▶ **EXCERPT**
--
Interview with Louise Wallwein

©Robin Clewley
By Sarah Walters, PR and Communications Manager
Louise Wallwein MBE is a multiple award-winning poet, playwright, and performer from Manchester whose companion plays, Melting Ice (1998) and Glue (2016), have earned her international acclaim for their candid accounts of life in the care system and Louise’s successful search for her birth mother. Louise comes to the RNCM in March to perform an original spoken word commission alongside the RNCM Symphony Orchestra, inspired by the theme of Legends and Lore and Nikolai Rimsky-Korsakov’s Scheherazade suite based on the famous folktales One Thousand and One Nights (aka The Arabian Nights).
Q: You are the RNCM’s first Poet-in-Residence; what do you hope the experience and benefits of joining the College will be for you and for RNCM musicians?
Louise: I feel very proud. I was working with some students the other day, and what I was saying to make them feel comfortable is that I wanted them to know that the respect is already there. I have huge respect for the work of the students at the RNCM because I recognise how hard they must have worked all their lives to get to where they are.
I met with some students working on the Spotlights sessions and they’re so gifted. I’m quite in awe of them. I’m not sure if I’m supposed to be, but I just am! I see them very much as artists and pioneers, but what they were telling me is that throughout most of their careers they expect to be doing the work that they’re told to do. So, this is an exciting opportunity to really experiment; they were really open to some of my wild ideas, and also really very clear if my ideas weren’t landing as well. They know what they want, and that made it such a pleasure for me. Often when I’m working in the community, most of my job is getting people to write or getting people to think creatively, but that work is already done with these students.
--
▶ **Records of where elements appear on the page**
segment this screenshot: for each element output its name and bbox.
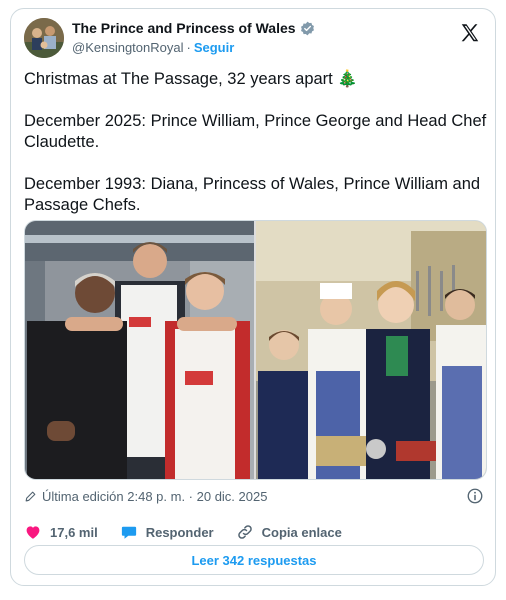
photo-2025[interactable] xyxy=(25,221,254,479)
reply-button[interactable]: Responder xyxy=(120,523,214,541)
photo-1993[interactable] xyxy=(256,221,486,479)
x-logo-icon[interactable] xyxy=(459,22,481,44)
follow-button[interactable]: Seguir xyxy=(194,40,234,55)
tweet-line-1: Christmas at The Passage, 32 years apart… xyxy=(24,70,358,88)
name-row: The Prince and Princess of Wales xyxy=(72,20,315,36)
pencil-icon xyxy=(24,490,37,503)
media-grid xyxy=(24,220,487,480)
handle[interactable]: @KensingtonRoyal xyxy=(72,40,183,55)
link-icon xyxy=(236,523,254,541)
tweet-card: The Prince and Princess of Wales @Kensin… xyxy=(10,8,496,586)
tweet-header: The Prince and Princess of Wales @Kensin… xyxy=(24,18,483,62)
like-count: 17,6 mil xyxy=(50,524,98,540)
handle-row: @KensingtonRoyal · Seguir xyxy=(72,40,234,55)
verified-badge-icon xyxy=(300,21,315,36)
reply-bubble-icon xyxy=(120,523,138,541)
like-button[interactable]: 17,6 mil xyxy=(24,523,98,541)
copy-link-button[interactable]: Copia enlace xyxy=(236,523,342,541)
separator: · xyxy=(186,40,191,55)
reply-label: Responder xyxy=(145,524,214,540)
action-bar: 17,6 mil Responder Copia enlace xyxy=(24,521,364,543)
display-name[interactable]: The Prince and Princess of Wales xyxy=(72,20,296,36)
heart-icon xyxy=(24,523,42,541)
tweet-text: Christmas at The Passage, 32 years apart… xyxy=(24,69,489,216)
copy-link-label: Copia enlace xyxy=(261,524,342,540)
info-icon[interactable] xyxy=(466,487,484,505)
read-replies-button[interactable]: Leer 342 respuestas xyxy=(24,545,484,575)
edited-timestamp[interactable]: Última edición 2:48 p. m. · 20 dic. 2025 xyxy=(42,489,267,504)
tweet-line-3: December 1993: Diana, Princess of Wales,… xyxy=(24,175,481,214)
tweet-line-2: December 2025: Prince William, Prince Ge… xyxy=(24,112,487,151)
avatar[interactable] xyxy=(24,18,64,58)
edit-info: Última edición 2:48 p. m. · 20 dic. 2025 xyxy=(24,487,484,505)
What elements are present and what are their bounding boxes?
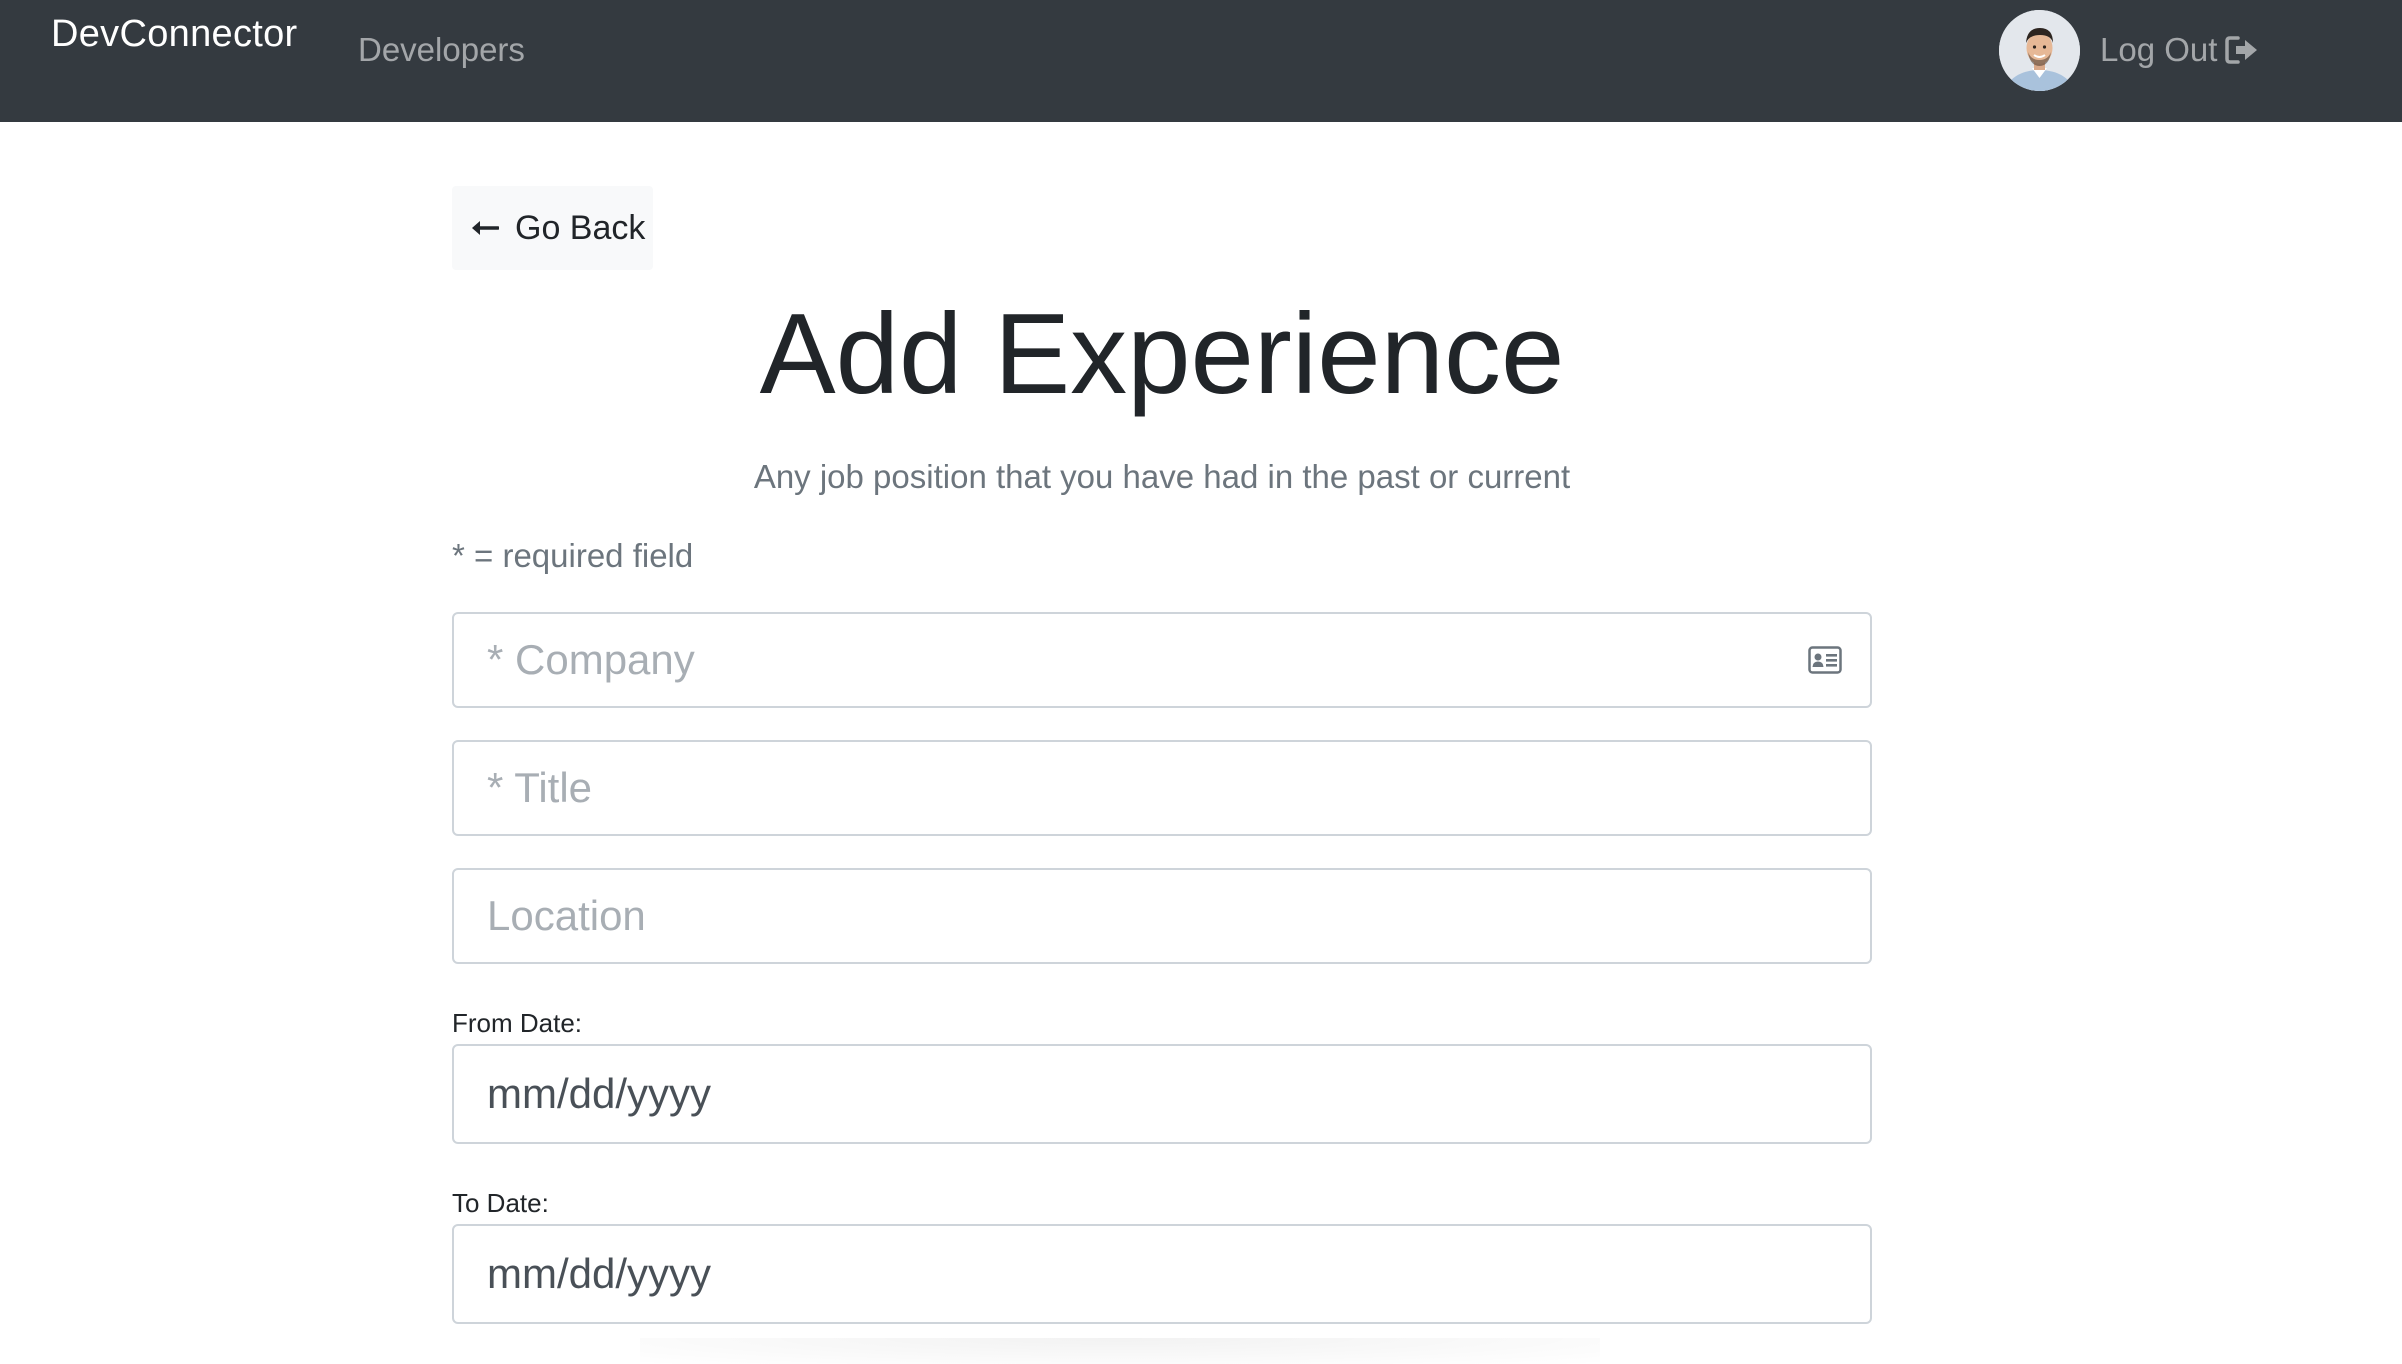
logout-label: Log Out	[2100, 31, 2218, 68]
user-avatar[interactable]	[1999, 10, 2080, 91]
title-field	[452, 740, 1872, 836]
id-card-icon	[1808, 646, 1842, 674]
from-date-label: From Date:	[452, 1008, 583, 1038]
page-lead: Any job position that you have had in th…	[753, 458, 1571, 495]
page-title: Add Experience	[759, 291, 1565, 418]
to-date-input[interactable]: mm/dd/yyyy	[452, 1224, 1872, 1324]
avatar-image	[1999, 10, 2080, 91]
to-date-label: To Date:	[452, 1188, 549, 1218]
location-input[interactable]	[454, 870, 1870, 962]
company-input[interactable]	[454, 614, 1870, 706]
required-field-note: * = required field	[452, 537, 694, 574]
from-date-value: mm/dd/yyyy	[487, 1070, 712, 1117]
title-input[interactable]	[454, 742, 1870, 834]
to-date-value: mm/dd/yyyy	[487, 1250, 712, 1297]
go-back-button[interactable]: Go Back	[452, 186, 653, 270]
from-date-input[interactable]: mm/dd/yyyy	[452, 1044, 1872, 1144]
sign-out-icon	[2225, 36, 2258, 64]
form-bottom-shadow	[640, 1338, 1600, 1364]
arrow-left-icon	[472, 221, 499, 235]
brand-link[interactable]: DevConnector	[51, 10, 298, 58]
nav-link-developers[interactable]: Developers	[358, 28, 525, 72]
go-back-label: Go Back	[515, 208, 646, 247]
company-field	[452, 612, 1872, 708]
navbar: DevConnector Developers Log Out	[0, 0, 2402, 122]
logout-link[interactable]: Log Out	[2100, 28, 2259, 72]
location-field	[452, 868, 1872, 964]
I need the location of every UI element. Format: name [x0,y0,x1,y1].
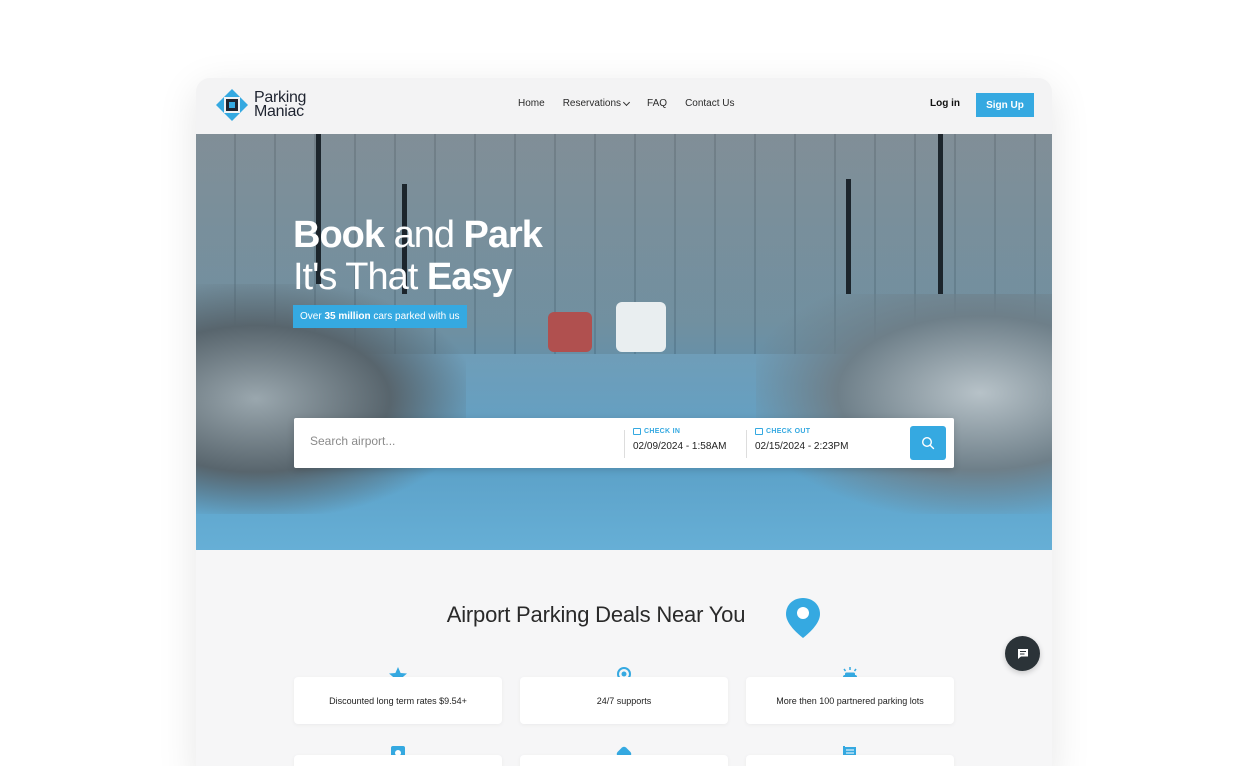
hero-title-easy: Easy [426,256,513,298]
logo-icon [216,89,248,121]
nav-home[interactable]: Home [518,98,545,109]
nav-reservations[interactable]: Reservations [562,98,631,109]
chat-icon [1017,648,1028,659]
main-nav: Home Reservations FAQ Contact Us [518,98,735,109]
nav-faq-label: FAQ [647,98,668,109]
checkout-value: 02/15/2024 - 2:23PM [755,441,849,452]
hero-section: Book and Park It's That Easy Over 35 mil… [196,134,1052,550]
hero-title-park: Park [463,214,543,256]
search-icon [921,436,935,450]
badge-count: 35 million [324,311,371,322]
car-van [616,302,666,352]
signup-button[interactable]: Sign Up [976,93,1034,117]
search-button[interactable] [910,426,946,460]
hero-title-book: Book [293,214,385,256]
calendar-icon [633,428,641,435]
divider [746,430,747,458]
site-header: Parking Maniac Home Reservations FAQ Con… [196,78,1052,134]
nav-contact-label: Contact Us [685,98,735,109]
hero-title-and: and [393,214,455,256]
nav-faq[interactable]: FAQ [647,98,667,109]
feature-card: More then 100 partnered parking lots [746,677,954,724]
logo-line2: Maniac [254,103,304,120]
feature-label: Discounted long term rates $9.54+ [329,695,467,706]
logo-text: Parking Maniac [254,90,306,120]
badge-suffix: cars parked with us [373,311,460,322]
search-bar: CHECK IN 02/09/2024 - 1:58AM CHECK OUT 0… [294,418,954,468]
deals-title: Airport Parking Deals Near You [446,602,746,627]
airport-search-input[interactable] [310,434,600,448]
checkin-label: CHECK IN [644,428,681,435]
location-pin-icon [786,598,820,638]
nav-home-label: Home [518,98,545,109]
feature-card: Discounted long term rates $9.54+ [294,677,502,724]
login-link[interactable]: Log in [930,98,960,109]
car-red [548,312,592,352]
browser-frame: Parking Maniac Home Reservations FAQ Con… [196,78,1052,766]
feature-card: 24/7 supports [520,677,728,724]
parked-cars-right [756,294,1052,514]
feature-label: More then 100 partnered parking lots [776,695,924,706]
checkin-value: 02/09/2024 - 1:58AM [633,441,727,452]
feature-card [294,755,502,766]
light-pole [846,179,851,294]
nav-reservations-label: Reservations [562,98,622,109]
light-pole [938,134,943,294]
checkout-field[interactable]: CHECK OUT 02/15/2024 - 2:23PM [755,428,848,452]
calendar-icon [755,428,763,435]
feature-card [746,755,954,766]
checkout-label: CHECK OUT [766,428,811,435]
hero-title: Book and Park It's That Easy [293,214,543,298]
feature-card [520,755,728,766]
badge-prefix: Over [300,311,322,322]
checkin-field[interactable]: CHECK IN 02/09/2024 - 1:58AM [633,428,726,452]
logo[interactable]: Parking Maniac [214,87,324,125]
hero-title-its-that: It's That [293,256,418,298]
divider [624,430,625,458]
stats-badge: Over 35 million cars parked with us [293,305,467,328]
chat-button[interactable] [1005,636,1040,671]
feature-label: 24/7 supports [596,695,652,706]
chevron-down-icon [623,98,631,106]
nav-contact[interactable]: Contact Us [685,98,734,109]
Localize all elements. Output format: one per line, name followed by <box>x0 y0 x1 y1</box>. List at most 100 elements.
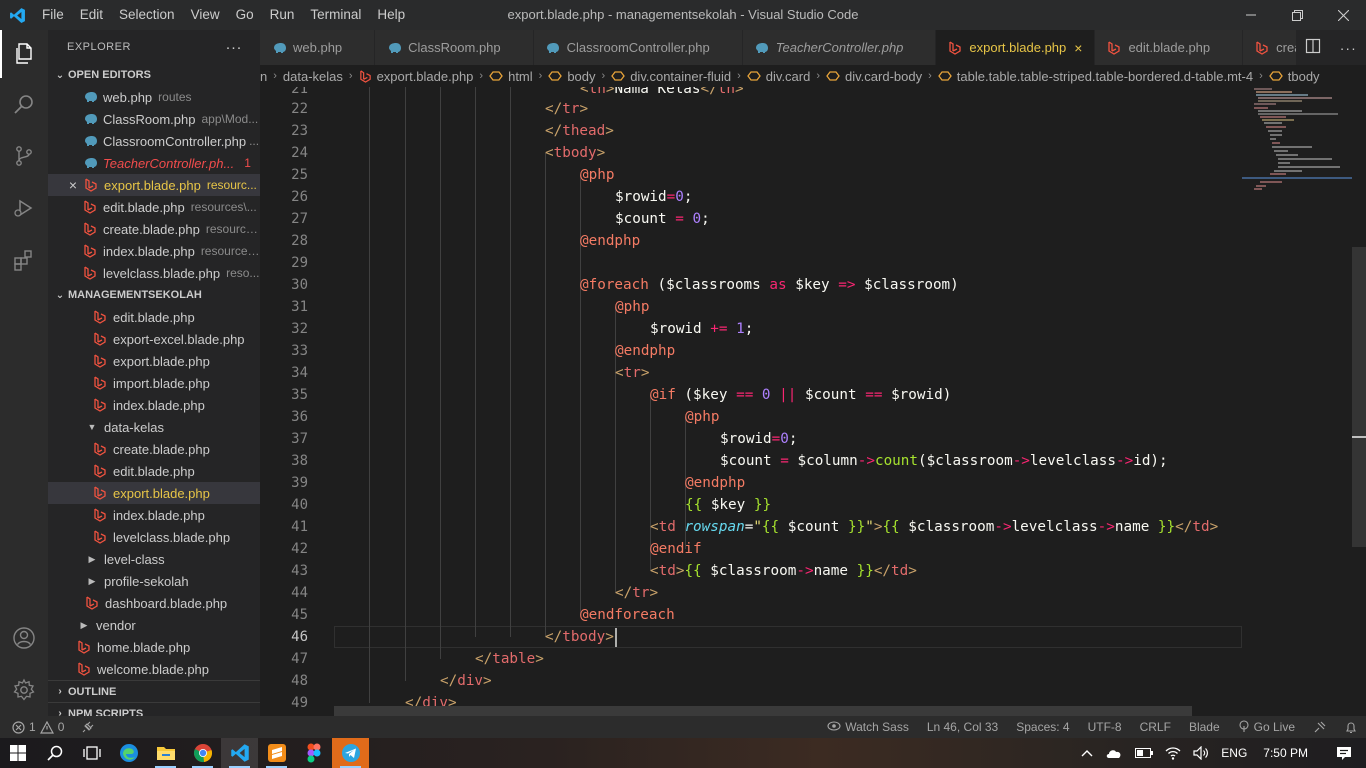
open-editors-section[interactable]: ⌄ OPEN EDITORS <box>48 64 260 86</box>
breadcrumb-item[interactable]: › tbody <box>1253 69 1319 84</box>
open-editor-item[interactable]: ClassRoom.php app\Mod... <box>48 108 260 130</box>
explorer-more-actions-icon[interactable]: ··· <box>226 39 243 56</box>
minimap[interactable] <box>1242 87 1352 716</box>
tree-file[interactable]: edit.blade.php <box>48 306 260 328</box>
--
▶ **TASK REQUIREMENTS**
a) In the Louise Wallwein interview, which two companion plays are named?
b) Resume the Louise Wallwein interview after its final sentence.

▶ **RESULTS IN ORDER**
a) Melting Ice (1998) and Glue (2016).

b)
I was just so overwhelmed to hear them sing, play their instruments, and to see these perfectly formed artists. And at the same time, I’m hoping to be a bit disruptive of what they would normally do, to challenge their ideas as well. They seem to be very open to that.
Q: How much did you know about the RNCM before you were invited to be Poet-in-Residence?
I know of the RNCM as a Manchester resident, and I know of the students from sharing the 86 bus with them – when they get on with their enormous instruments and you’re just observing them lugging these huge cases and amazing equipment around. So, being alongside them, living in the same city as them…
But look: I’ve been very open and honest, I’m illiterate when it comes to music! They have a whole language that I don’t understand, but perhaps what I can bring to them is my abilities with storytelling. I’m just planning a workshop for the Popular Music students and it’s technically about lyric writing, and of course they’ll know more than me about that, probably! So, I’m just going to treat them to a poetry and storytelling workshop – to see if thinking outside of what they’ve been taught will help expand their horizons.
Q: What motivates you to tell stories?
A huge motivator for me is if I see an injustice, or on the flip side, if somebody asks me the right question. When I wrote Glue, a piece of work that I’m so proud of, it came from being told I had an interesting story that I should write. But then there’s the other side to me, which is if I see something that’s wrong, I have to find a way to give that a voice.
Q: There is a storyteller at the centre of the project you’ll be creating with the students: Scheherazade, the great narrator of One Thousand and One Nights, who famously saves her own life through telling captivating stories to a tyrannical king. How did she become a central theme for the work?
The orchestra will be performing Nikolai Rimsky-Korsakov’s Scheherazade Op 35, so it’s the challenge that was thrown down for me by the RNCM, and I was like, ‘Ooh, what can I do to this story to give it a Manc flavour?’. I’ll be using my accent and my way of performing and storytelling, of course, but I wanted to see if there’s anything in the ancient stories that I can find to make it feel contemporary and relevant now. We live in a country that’s got a king, and I was thinking about what stories I might want to tell The King. With the students who will be performing the music, we’re thinking about what’s going on around us in the world right now and where to place Scheherazade in that.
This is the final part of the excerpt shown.